### TO DO
Quote the whole listing exactly. Leave the pictures out of your copy.
═════ INFORMATION SUPPLIED ═════
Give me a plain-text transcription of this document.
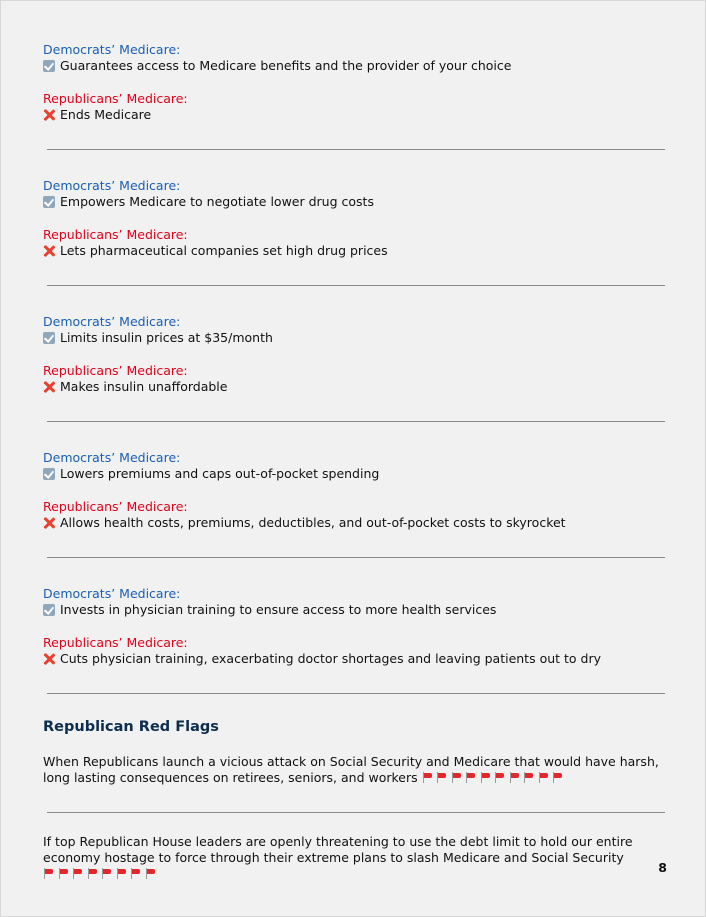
Democrats’ Medicare:

Guarantees access to Medicare benefits and the provider of your choice

Republicans’ Medicare:

Ends Medicare

Democrats’ Medicare:

Empowers Medicare to negotiate lower drug costs

Republicans’ Medicare:

Lets pharmaceutical companies set high drug prices

Democrats’ Medicare:

Limits insulin prices at $35/month

Republicans’ Medicare:

Makes insulin unaffordable

Democrats’ Medicare:

Lowers premiums and caps out-of-pocket spending

Republicans’ Medicare:

Allows health costs, premiums, deductibles, and out-of-pocket costs to skyrocket

Democrats’ Medicare:

Invests in physician training to ensure access to more health services

Republicans’ Medicare:

Cuts physician training, exacerbating doctor shortages and leaving patients out to dry

Republican Red Flags

When Republicans launch a vicious attack on Social Security and Medicare that would have harsh, long lasting consequences on retirees, seniors, and workers

If top Republican House leaders are openly threatening to use the debt limit to hold our entire economy hostage to force through their extreme plans to slash Medicare and Social Security

8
═════
### OUTPUT
Give me a plain-text transcription of this document.
Democrats’ Medicare:

Guarantees access to Medicare benefits and the provider of your choice

Republicans’ Medicare:

Ends Medicare

Democrats’ Medicare:

Empowers Medicare to negotiate lower drug costs

Republicans’ Medicare:

Lets pharmaceutical companies set high drug prices

Democrats’ Medicare:

Limits insulin prices at $35/month

Republicans’ Medicare:

Makes insulin unaffordable

Democrats’ Medicare:

Lowers premiums and caps out-of-pocket spending

Republicans’ Medicare:

Allows health costs, premiums, deductibles, and out-of-pocket costs to skyrocket

Democrats’ Medicare:

Invests in physician training to ensure access to more health services

Republicans’ Medicare:

Cuts physician training, exacerbating doctor shortages and leaving patients out to dry

Republican Red Flags

When Republicans launch a vicious attack on Social Security and Medicare that would have harsh, long lasting consequences on retirees, seniors, and workers

If top Republican House leaders are openly threatening to use the debt limit to hold our entire economy hostage to force through their extreme plans to slash Medicare and Social Security

8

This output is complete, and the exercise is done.